◆ DATASET
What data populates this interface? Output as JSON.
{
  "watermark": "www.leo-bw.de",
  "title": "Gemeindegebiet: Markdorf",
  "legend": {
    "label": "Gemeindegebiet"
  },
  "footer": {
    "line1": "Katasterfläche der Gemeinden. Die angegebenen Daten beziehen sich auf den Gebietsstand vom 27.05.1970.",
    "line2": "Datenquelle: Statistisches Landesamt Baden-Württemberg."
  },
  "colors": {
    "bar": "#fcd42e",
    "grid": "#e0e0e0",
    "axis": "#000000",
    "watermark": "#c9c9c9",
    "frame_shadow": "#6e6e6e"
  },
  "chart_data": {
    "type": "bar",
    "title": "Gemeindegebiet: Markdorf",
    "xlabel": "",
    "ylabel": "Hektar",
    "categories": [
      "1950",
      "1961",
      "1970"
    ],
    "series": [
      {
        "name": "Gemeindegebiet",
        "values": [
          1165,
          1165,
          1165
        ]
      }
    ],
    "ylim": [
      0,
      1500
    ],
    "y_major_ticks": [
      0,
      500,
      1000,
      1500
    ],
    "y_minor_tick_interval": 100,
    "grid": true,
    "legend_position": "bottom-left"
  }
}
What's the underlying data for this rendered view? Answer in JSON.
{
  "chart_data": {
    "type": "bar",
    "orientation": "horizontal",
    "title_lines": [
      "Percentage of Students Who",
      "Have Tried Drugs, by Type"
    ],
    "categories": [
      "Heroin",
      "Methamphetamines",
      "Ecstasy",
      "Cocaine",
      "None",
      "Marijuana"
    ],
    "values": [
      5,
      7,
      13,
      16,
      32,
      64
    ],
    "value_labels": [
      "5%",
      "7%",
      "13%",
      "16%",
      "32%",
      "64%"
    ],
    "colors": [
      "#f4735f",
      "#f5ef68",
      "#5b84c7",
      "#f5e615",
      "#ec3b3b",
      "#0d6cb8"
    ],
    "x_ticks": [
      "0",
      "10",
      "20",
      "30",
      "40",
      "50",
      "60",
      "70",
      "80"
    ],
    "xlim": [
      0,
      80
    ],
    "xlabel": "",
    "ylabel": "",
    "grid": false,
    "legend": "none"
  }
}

◆ JOB
Within the listing above, find every line containing the string "What" and return it.

◆ CORRECT RESPONSE
What data populates this interface? Output as JSON.
What's the underlying data for this rendered view? Answer in JSON.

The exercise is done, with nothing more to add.